● REQUIREMENT:
Output the entries verbatim, including every line.

⁂

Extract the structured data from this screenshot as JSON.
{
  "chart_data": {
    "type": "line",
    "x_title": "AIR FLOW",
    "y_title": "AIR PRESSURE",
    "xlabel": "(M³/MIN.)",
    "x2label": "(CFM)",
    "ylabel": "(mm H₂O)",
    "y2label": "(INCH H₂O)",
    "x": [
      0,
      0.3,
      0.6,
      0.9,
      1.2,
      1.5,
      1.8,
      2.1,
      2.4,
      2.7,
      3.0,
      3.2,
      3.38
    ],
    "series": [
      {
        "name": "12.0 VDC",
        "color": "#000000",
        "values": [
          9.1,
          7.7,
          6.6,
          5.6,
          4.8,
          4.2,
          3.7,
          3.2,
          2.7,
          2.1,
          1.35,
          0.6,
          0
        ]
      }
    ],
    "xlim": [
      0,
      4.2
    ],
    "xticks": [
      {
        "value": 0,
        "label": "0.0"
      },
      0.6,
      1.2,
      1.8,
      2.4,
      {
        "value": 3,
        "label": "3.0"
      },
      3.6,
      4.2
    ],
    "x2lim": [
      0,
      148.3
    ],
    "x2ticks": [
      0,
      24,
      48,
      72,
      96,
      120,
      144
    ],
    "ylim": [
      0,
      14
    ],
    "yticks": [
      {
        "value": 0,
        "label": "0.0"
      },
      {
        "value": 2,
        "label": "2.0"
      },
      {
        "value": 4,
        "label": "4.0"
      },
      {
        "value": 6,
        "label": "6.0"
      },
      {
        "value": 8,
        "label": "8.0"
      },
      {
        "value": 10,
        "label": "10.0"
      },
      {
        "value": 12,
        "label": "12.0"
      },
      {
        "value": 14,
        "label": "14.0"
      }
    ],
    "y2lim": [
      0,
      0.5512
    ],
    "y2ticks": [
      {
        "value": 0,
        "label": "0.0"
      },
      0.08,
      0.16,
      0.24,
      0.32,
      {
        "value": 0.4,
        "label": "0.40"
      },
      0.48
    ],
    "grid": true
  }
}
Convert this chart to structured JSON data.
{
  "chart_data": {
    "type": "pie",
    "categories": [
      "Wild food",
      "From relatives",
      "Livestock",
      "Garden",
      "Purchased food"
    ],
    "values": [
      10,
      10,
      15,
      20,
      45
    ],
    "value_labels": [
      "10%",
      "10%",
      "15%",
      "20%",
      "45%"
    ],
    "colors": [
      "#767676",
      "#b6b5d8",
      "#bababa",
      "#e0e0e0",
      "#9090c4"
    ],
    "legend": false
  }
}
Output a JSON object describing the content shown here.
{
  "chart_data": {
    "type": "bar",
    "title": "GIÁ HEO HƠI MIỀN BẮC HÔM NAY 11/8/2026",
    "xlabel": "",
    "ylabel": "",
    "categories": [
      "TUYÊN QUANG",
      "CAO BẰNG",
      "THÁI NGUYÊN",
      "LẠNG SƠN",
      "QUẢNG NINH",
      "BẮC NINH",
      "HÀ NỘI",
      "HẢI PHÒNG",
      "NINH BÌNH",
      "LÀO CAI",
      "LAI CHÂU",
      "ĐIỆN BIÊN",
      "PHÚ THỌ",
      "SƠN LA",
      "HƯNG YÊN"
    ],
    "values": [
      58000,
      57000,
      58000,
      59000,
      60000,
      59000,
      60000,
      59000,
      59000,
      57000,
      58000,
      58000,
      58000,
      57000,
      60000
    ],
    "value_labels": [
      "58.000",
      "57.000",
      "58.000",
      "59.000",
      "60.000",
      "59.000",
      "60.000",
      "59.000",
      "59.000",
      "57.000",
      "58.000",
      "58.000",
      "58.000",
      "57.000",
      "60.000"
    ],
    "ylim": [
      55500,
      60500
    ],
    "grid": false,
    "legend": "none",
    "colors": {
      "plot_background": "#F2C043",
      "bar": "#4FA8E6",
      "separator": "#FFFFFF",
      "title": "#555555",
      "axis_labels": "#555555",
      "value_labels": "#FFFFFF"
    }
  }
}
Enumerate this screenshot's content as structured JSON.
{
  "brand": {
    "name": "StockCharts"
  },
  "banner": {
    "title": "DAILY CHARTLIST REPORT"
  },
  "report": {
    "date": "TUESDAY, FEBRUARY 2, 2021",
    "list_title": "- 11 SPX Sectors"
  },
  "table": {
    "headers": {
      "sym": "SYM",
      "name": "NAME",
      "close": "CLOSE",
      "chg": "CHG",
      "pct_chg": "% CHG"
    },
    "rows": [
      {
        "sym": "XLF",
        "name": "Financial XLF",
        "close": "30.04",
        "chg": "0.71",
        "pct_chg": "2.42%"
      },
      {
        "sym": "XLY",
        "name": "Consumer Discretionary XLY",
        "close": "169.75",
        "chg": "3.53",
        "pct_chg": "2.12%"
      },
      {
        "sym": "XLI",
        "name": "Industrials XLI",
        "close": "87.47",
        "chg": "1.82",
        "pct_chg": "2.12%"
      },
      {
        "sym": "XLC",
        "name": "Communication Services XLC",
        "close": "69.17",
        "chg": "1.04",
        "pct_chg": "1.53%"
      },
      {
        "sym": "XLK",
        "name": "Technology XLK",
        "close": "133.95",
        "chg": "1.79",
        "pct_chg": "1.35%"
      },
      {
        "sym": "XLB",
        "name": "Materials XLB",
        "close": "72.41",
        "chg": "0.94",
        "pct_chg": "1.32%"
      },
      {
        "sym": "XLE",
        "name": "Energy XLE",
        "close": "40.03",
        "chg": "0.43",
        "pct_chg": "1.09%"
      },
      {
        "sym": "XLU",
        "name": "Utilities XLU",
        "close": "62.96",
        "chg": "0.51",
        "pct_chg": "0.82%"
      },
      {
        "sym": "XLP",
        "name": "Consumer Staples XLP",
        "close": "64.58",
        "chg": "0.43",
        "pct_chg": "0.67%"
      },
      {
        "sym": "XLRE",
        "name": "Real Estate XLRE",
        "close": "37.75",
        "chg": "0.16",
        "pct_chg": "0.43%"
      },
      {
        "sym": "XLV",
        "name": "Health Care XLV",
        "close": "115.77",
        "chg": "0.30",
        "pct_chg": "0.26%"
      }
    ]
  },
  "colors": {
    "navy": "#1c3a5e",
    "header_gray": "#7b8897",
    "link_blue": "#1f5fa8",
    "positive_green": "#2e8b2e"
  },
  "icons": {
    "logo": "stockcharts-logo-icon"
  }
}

⁂

● SOLVED PROBLEM:
Extract the structured data from this screenshot as JSON.
{
  "chart_data": {
    "type": "line",
    "x_title": "AIR FLOW",
    "y_title": "AIR PRESSURE",
    "xlabel": "(M³/MIN.)",
    "x2label": "(CFM)",
    "ylabel": "(mm H₂O)",
    "y2label": "(INCH H₂O)",
    "x": [
      0,
      0.3,
      0.6,
      0.9,
      1.2,
      1.5,
      1.8,
      2.1,
      2.4,
      2.7,
      3.0,
      3.2,
      3.38
    ],
    "series": [
      {
        "name": "12.0 VDC",
        "color": "#000000",
        "values": [
          9.1,
          7.7,
          6.6,
          5.6,
          4.8,
          4.2,
          3.7,
          3.2,
          2.7,
          2.1,
          1.35,
          0.6,
          0
        ]
      }
    ],
    "xlim": [
      0,
      4.2
    ],
    "xticks": [
      {
        "value": 0,
        "label": "0.0"
      },
      0.6,
      1.2,
      1.8,
      2.4,
      {
        "value": 3,
        "label": "3.0"
      },
      3.6,
      4.2
    ],
    "x2lim": [
      0,
      148.3
    ],
    "x2ticks": [
      0,
      24,
      48,
      72,
      96,
      120,
      144
    ],
    "ylim": [
      0,
      14
    ],
    "yticks": [
      {
        "value": 0,
        "label": "0.0"
      },
      {
        "value": 2,
        "label": "2.0"
      },
      {
        "value": 4,
        "label": "4.0"
      },
      {
        "value": 6,
        "label": "6.0"
      },
      {
        "value": 8,
        "label": "8.0"
      },
      {
        "value": 10,
        "label": "10.0"
      },
      {
        "value": 12,
        "label": "12.0"
      },
      {
        "value": 14,
        "label": "14.0"
      }
    ],
    "y2lim": [
      0,
      0.5512
    ],
    "y2ticks": [
      {
        "value": 0,
        "label": "0.0"
      },
      0.08,
      0.16,
      0.24,
      0.32,
      {
        "value": 0.4,
        "label": "0.40"
      },
      0.48
    ],
    "grid": true
  }
}
Convert this chart to structured JSON data.
{
  "chart_data": {
    "type": "pie",
    "categories": [
      "Wild food",
      "From relatives",
      "Livestock",
      "Garden",
      "Purchased food"
    ],
    "values": [
      10,
      10,
      15,
      20,
      45
    ],
    "value_labels": [
      "10%",
      "10%",
      "15%",
      "20%",
      "45%"
    ],
    "colors": [
      "#767676",
      "#b6b5d8",
      "#bababa",
      "#e0e0e0",
      "#9090c4"
    ],
    "legend": false
  }
}
Output a JSON object describing the content shown here.
{
  "chart_data": {
    "type": "bar",
    "title": "GIÁ HEO HƠI MIỀN BẮC HÔM NAY 11/8/2026",
    "xlabel": "",
    "ylabel": "",
    "categories": [
      "TUYÊN QUANG",
      "CAO BẰNG",
      "THÁI NGUYÊN",
      "LẠNG SƠN",
      "QUẢNG NINH",
      "BẮC NINH",
      "HÀ NỘI",
      "HẢI PHÒNG",
      "NINH BÌNH",
      "LÀO CAI",
      "LAI CHÂU",
      "ĐIỆN BIÊN",
      "PHÚ THỌ",
      "SƠN LA",
      "HƯNG YÊN"
    ],
    "values": [
      58000,
      57000,
      58000,
      59000,
      60000,
      59000,
      60000,
      59000,
      59000,
      57000,
      58000,
      58000,
      58000,
      57000,
      60000
    ],
    "value_labels": [
      "58.000",
      "57.000",
      "58.000",
      "59.000",
      "60.000",
      "59.000",
      "60.000",
      "59.000",
      "59.000",
      "57.000",
      "58.000",
      "58.000",
      "58.000",
      "57.000",
      "60.000"
    ],
    "ylim": [
      55500,
      60500
    ],
    "grid": false,
    "legend": "none",
    "colors": {
      "plot_background": "#F2C043",
      "bar": "#4FA8E6",
      "separator": "#FFFFFF",
      "title": "#555555",
      "axis_labels": "#555555",
      "value_labels": "#FFFFFF"
    }
  }
}
Enumerate this screenshot's content as structured JSON.
{
  "brand": {
    "name": "StockCharts"
  },
  "banner": {
    "title": "DAILY CHARTLIST REPORT"
  },
  "report": {
    "date": "TUESDAY, FEBRUARY 2, 2021",
    "list_title": "- 11 SPX Sectors"
  },
  "table": {
    "headers": {
      "sym": "SYM",
      "name": "NAME",
      "close": "CLOSE",
      "chg": "CHG",
      "pct_chg": "% CHG"
    },
    "rows": [
      {
        "sym": "XLF",
        "name": "Financial XLF",
        "close": "30.04",
        "chg": "0.71",
        "pct_chg": "2.42%"
      },
      {
        "sym": "XLY",
        "name": "Consumer Discretionary XLY",
        "close": "169.75",
        "chg": "3.53",
        "pct_chg": "2.12%"
      },
      {
        "sym": "XLI",
        "name": "Industrials XLI",
        "close": "87.47",
        "chg": "1.82",
        "pct_chg": "2.12%"
      },
      {
        "sym": "XLC",
        "name": "Communication Services XLC",
        "close": "69.17",
        "chg": "1.04",
        "pct_chg": "1.53%"
      },
      {
        "sym": "XLK",
        "name": "Technology XLK",
        "close": "133.95",
        "chg": "1.79",
        "pct_chg": "1.35%"
      },
      {
        "sym": "XLB",
        "name": "Materials XLB",
        "close": "72.41",
        "chg": "0.94",
        "pct_chg": "1.32%"
      },
      {
        "sym": "XLE",
        "name": "Energy XLE",
        "close": "40.03",
        "chg": "0.43",
        "pct_chg": "1.09%"
      },
      {
        "sym": "XLU",
        "name": "Utilities XLU",
        "close": "62.96",
        "chg": "0.51",
        "pct_chg": "0.82%"
      },
      {
        "sym": "XLP",
        "name": "Consumer Staples XLP",
        "close": "64.58",
        "chg": "0.43",
        "pct_chg": "0.67%"
      },
      {
        "sym": "XLRE",
        "name": "Real Estate XLRE",
        "close": "37.75",
        "chg": "0.16",
        "pct_chg": "0.43%"
      },
      {
        "sym": "XLV",
        "name": "Health Care XLV",
        "close": "115.77",
        "chg": "0.30",
        "pct_chg": "0.26%"
      }
    ]
  },
  "colors": {
    "navy": "#1c3a5e",
    "header_gray": "#7b8897",
    "link_blue": "#1f5fa8",
    "positive_green": "#2e8b2e"
  },
  "icons": {
    "logo": "stockcharts-logo-icon"
  }
}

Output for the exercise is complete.